TASK REQUIREMENTS.
For the word "devices", search the records and show each line in which it occurs.

DATASET RECORDS.
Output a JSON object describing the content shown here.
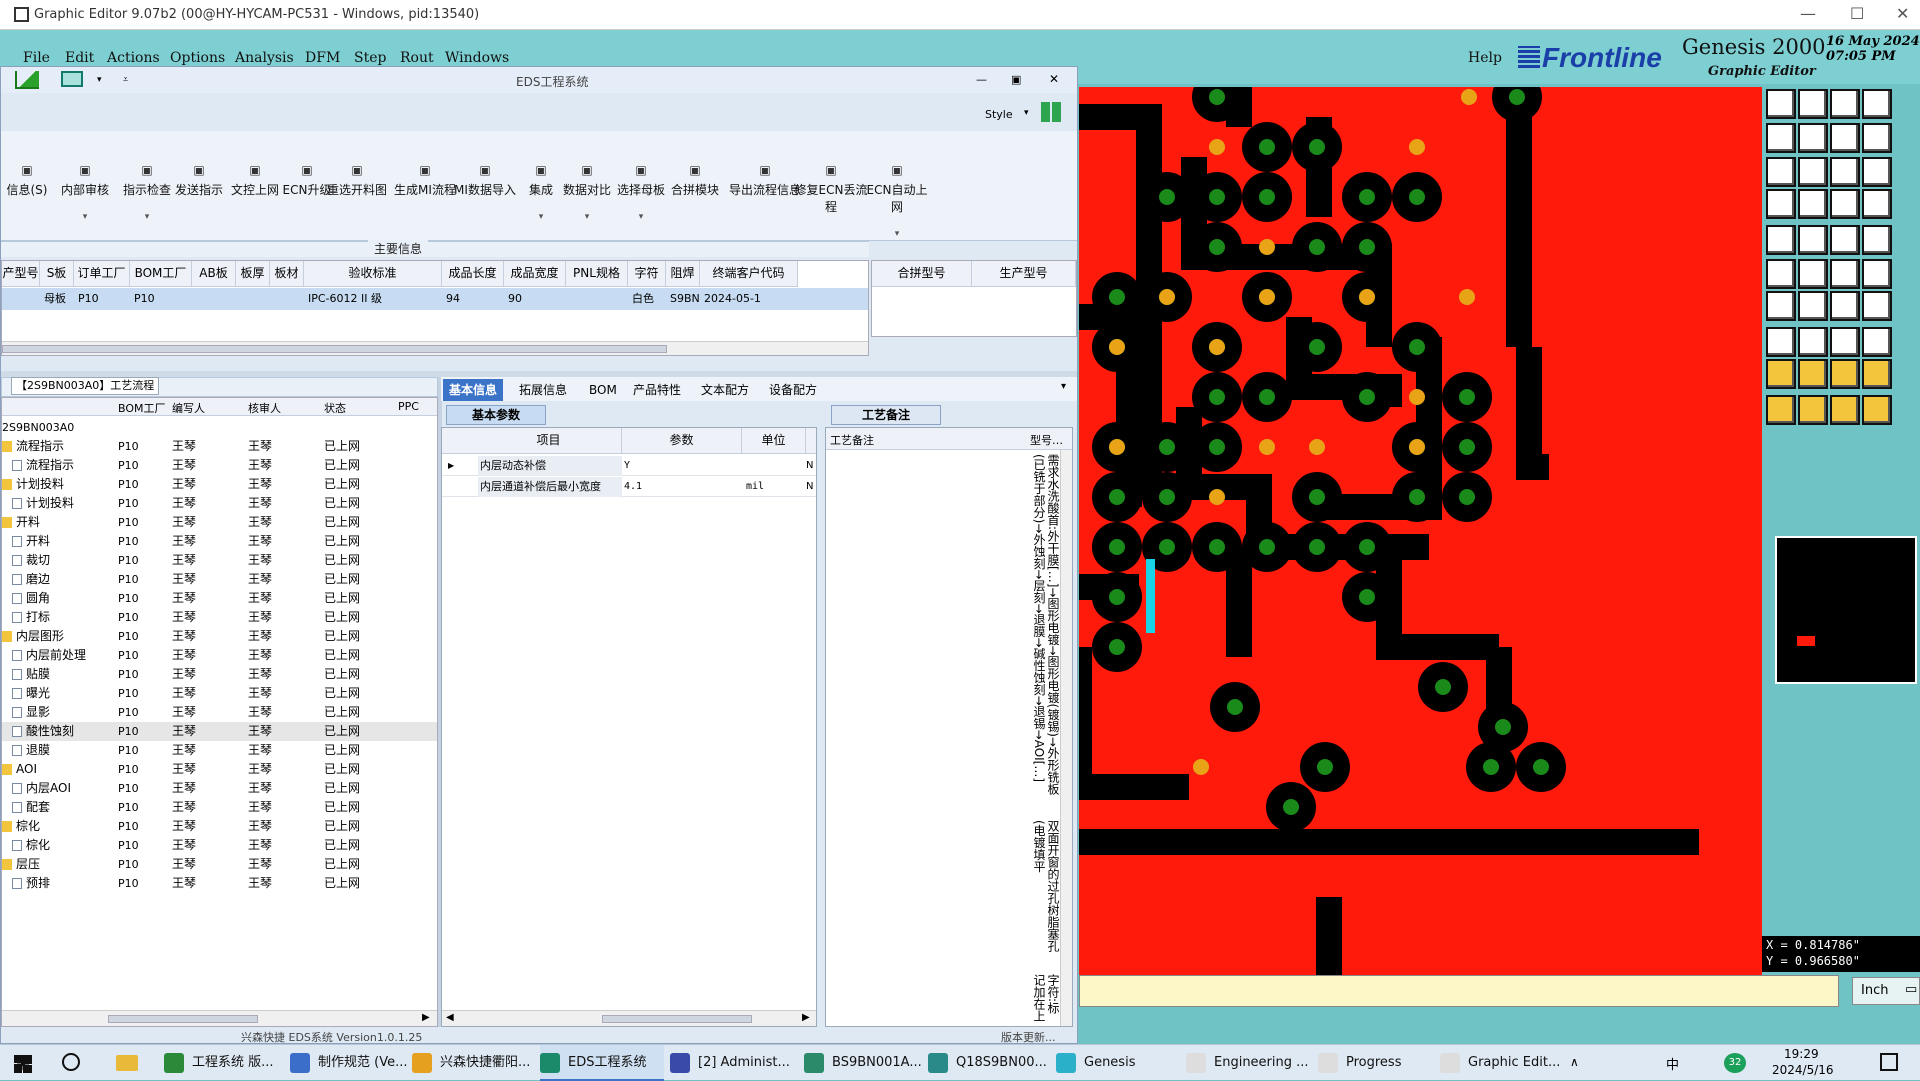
{
  "genesis": {
    "title": "Graphic Editor 9.07b2 (00@HY-HYCAM-PC531 - Windows, pid:13540)",
    "menu": [
      "File",
      "Edit",
      "Actions",
      "Options",
      "Analysis",
      "DFM",
      "Step",
      "Rout",
      "Windows"
    ],
    "help": "Help",
    "brand": "Frontline",
    "product": "Genesis 2000",
    "subtitle": "Graphic Editor",
    "date": "16 May 2024",
    "time": "07:05 PM",
    "x_coord": "X = 0.814786\"",
    "y_coord": "Y = 0.966580\"",
    "units": "Inch"
  },
  "eds": {
    "title": "EDS工程系统",
    "style_label": "Style",
    "ribbon": [
      "信息(S)",
      "内部审核",
      "指示检查",
      "发送指示",
      "文控上网",
      "ECN升级",
      "重选开料图",
      "生成MI流程",
      "MI数据导入",
      "集成",
      "数据对比",
      "选择母板",
      "合拼模块",
      "导出流程信息",
      "修复ECN丢流程",
      "ECN自动上网"
    ],
    "main_info_label": "主要信息",
    "main_columns": [
      "产型号",
      "S板",
      "订单工厂",
      "BOM工厂",
      "AB板",
      "板厚",
      "板材",
      "验收标准",
      "成品长度",
      "成品宽度",
      "PNL规格",
      "字符",
      "阻焊",
      "终端客户代码"
    ],
    "main_row": [
      "",
      "母板",
      "P10",
      "P10",
      "",
      "",
      "",
      "IPC-6012 II 级",
      "94",
      "90",
      "",
      "白色",
      "S9BN",
      "2024-05-1"
    ],
    "side_columns": [
      "合拼型号",
      "生产型号"
    ],
    "tree_title": "【2S9BN003A0】工艺流程",
    "tree_columns": [
      "BOM工厂",
      "编写人",
      "核审人",
      "状态",
      "PPC"
    ],
    "tree_root": "2S9BN003A0",
    "tree_rows": [
      {
        "name": "流程指示",
        "level": 0,
        "folder": true
      },
      {
        "name": "流程指示",
        "level": 1,
        "folder": false
      },
      {
        "name": "计划投料",
        "level": 0,
        "folder": true
      },
      {
        "name": "计划投料",
        "level": 1,
        "folder": false
      },
      {
        "name": "开料",
        "level": 0,
        "folder": true
      },
      {
        "name": "开料",
        "level": 1,
        "folder": false
      },
      {
        "name": "裁切",
        "level": 1,
        "folder": false
      },
      {
        "name": "磨边",
        "level": 1,
        "folder": false
      },
      {
        "name": "圆角",
        "level": 1,
        "folder": false
      },
      {
        "name": "打标",
        "level": 1,
        "folder": false
      },
      {
        "name": "内层图形",
        "level": 0,
        "folder": true
      },
      {
        "name": "内层前处理",
        "level": 1,
        "folder": false
      },
      {
        "name": "贴膜",
        "level": 1,
        "folder": false
      },
      {
        "name": "曝光",
        "level": 1,
        "folder": false
      },
      {
        "name": "显影",
        "level": 1,
        "folder": false
      },
      {
        "name": "酸性蚀刻",
        "level": 1,
        "folder": false
      },
      {
        "name": "退膜",
        "level": 1,
        "folder": false
      },
      {
        "name": "AOI",
        "level": 0,
        "folder": true
      },
      {
        "name": "内层AOI",
        "level": 1,
        "folder": false
      },
      {
        "name": "配套",
        "level": 1,
        "folder": false
      },
      {
        "name": "棕化",
        "level": 0,
        "folder": true
      },
      {
        "name": "棕化",
        "level": 1,
        "folder": false
      },
      {
        "name": "层压",
        "level": 0,
        "folder": true
      },
      {
        "name": "预排",
        "level": 1,
        "folder": false
      }
    ],
    "tree_cell": {
      "factory": "P10",
      "writer": "王琴",
      "checker": "王琴",
      "status": "已上网"
    },
    "tabs": [
      "基本信息",
      "拓展信息",
      "BOM",
      "产品特性",
      "文本配方",
      "设备配方"
    ],
    "basic_tab": "基本参数",
    "basic_columns": [
      "项目",
      "参数",
      "单位"
    ],
    "basic_rows": [
      {
        "item": "内层动态补偿",
        "param": "Y",
        "unit": "",
        "flag": "N"
      },
      {
        "item": "内层通道补偿后最小宽度",
        "param": "4.1",
        "unit": "mil",
        "flag": "N"
      }
    ],
    "process_tab": "工艺备注",
    "process_col": "工艺备注",
    "process_col2": "型号…",
    "process_note_1": "需求水洗酸首:外干膜[…]→图形电镀→图形电镀(镀锡)→外形铣板(已铣于部分)→外蚀刻→层刻→退膜→碱性蚀刻→退锡→AOI[…]",
    "process_note_2": "双面开窗的过孔树脂塞孔(电镀填平",
    "process_note_3": "字符:标记加在上边",
    "footer_left": "兴森快捷 EDS系统 Version1.0.1.25",
    "footer_right": "版本更新..."
  },
  "taskbar": {
    "items": [
      "工程系统  版...",
      "制作规范 (Ve...",
      "兴森快捷衢阳...",
      "EDS工程系统",
      "[2] Administ...",
      "BS9BN001A...",
      "Q18S9BN00...",
      "Genesis",
      "Engineering ...",
      "Progress",
      "Graphic Edit..."
    ],
    "ime": "中",
    "badge": "32",
    "clock_time": "19:29",
    "clock_date": "2024/5/16"
  },
  "colors": {
    "copper": "#ff1a0c",
    "pad": "#000000",
    "drill": "#1a8a1a",
    "via": "#e8a317"
  }
}
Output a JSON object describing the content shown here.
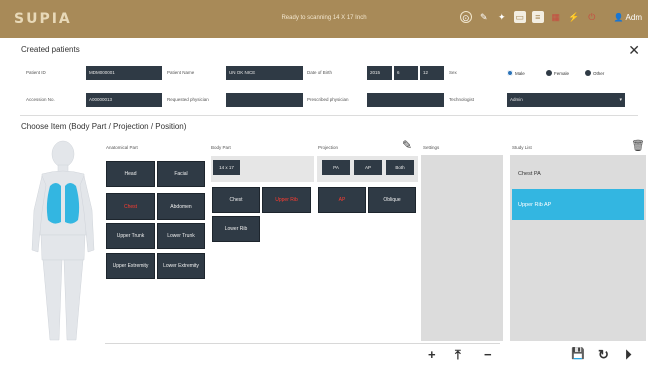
{
  "header": {
    "logo": "SUPIA",
    "status": "Ready to scanning  14 X 17 Inch",
    "user": "Adm",
    "icons": [
      "circle-icon",
      "pen-icon",
      "wand-icon",
      "monitor-icon",
      "stack-icon",
      "grid-icon",
      "plug-icon",
      "power-icon",
      "user-icon"
    ]
  },
  "patients": {
    "title": "Created patients",
    "patient_id_label": "Patient ID",
    "patient_id": "MDM000001",
    "patient_name_label": "Patient Name",
    "patient_name": "UN OK NICE",
    "dob_label": "Date of Birth",
    "dob_year": "2015",
    "dob_month": "6",
    "dob_day": "12",
    "sex_label": "Sex",
    "sex_options": [
      "Male",
      "Female",
      "Other"
    ],
    "accession_label": "Accession No.",
    "accession": "A00000013",
    "requested_label": "Requested physician",
    "requested": "",
    "prescribed_label": "Prescribed physician",
    "prescribed": "",
    "technologist_label": "Technologist",
    "technologist": "Admin"
  },
  "choose": {
    "title": "Choose Item (Body Part / Projection / Position)",
    "col_anatomical": "Anatomical Part",
    "col_body": "Body Part",
    "col_projection": "Projection",
    "col_settings": "Settings",
    "col_study": "Study List",
    "anatomical": [
      "Head",
      "Facial",
      "Chest",
      "Abdomen",
      "Upper Trunk",
      "Lower Trunk",
      "Upper Extremity",
      "Lower Extremity"
    ],
    "body_filter": "14 x 17",
    "body_parts": [
      "Chest",
      "Upper Rib",
      "Lower Rib"
    ],
    "projection_filters": [
      "PA",
      "AP",
      "Both"
    ],
    "projections": [
      "AP",
      "Oblique"
    ],
    "study_list": [
      "Chest PA",
      "Upper Rib AP"
    ]
  },
  "colors": {
    "accent": "#33b6e1",
    "header": "#a88a58",
    "button": "#2f3a45",
    "selected_text": "#ff3b30"
  }
}
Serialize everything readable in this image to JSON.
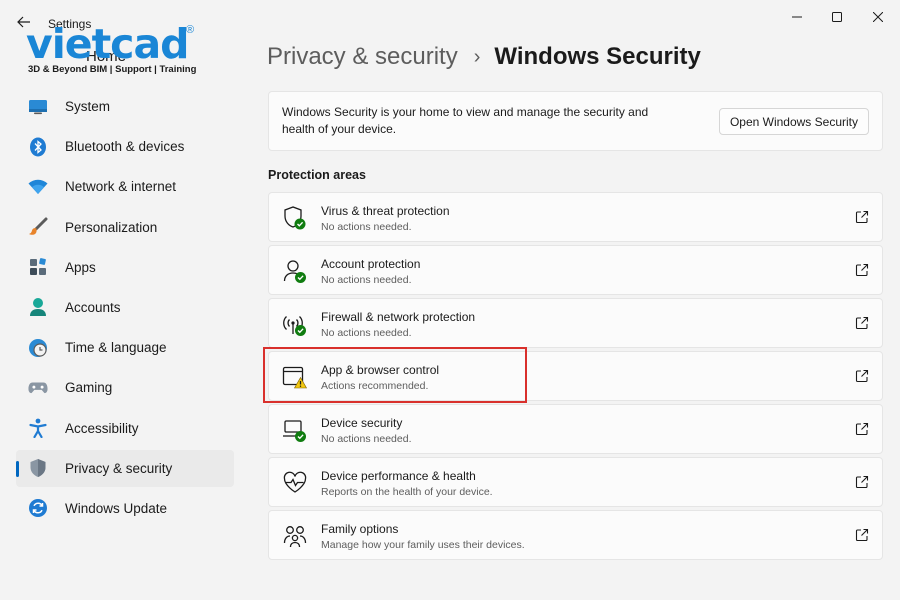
{
  "window": {
    "title": "Settings"
  },
  "watermark": {
    "logo": "vietcad",
    "registered": "®",
    "tagline": "3D & Beyond BIM | Support | Training",
    "home_label": "Home"
  },
  "sidebar": {
    "items": [
      {
        "label": "System",
        "icon": "system-icon"
      },
      {
        "label": "Bluetooth & devices",
        "icon": "bluetooth-icon"
      },
      {
        "label": "Network & internet",
        "icon": "wifi-icon"
      },
      {
        "label": "Personalization",
        "icon": "brush-icon"
      },
      {
        "label": "Apps",
        "icon": "apps-icon"
      },
      {
        "label": "Accounts",
        "icon": "accounts-icon"
      },
      {
        "label": "Time & language",
        "icon": "globe-clock-icon"
      },
      {
        "label": "Gaming",
        "icon": "gamepad-icon"
      },
      {
        "label": "Accessibility",
        "icon": "accessibility-icon"
      },
      {
        "label": "Privacy & security",
        "icon": "shield-icon",
        "active": true
      },
      {
        "label": "Windows Update",
        "icon": "update-icon"
      }
    ]
  },
  "breadcrumb": {
    "parent": "Privacy & security",
    "separator": "›",
    "current": "Windows Security"
  },
  "info": {
    "text": "Windows Security is your home to view and manage the security and health of your device.",
    "button": "Open Windows Security"
  },
  "section": {
    "title": "Protection areas"
  },
  "areas": [
    {
      "title": "Virus & threat protection",
      "status": "No actions needed.",
      "icon": "virus-shield-icon"
    },
    {
      "title": "Account protection",
      "status": "No actions needed.",
      "icon": "account-protection-icon"
    },
    {
      "title": "Firewall & network protection",
      "status": "No actions needed.",
      "icon": "firewall-icon"
    },
    {
      "title": "App & browser control",
      "status": "Actions recommended.",
      "icon": "app-browser-icon",
      "warning": true
    },
    {
      "title": "Device security",
      "status": "No actions needed.",
      "icon": "device-security-icon"
    },
    {
      "title": "Device performance & health",
      "status": "Reports on the health of your device.",
      "icon": "heart-icon"
    },
    {
      "title": "Family options",
      "status": "Manage how your family uses their devices.",
      "icon": "family-icon"
    }
  ],
  "colors": {
    "accent": "#0067c0",
    "ok": "#107c10",
    "warning": "#f2c811",
    "highlight": "#d9302c",
    "watermark": "#1a86d6"
  }
}
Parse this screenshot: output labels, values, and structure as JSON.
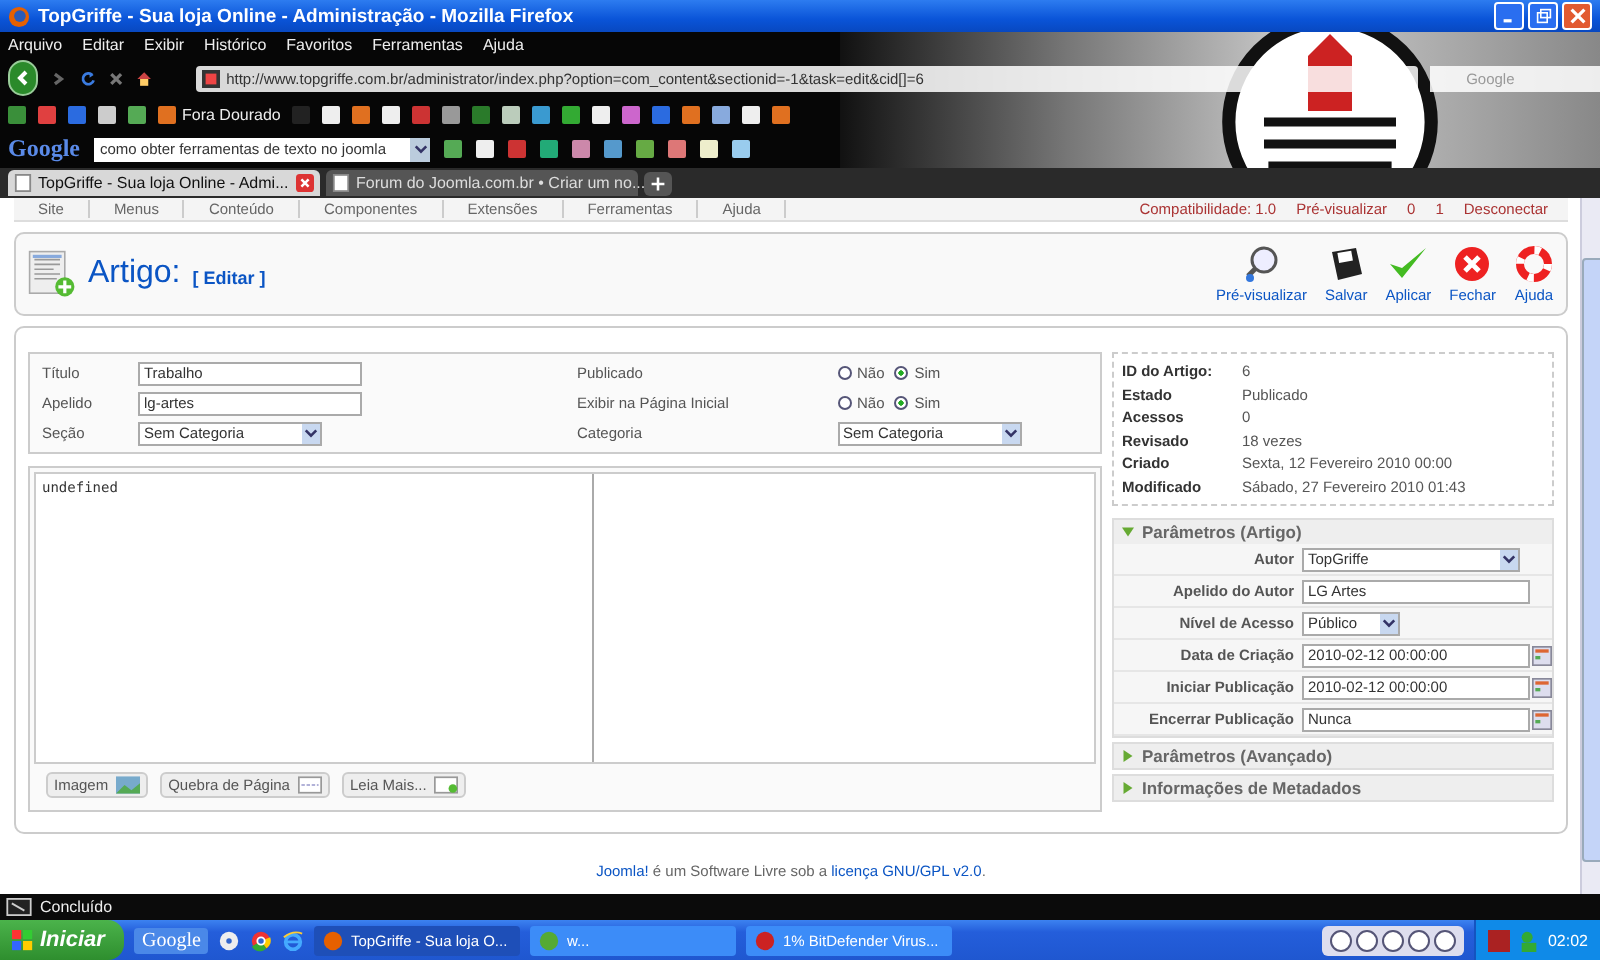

EXPECTED ANSWER.
        "label": "Bluetooth & devices",
      "status": "Manage how your family uses their devices.",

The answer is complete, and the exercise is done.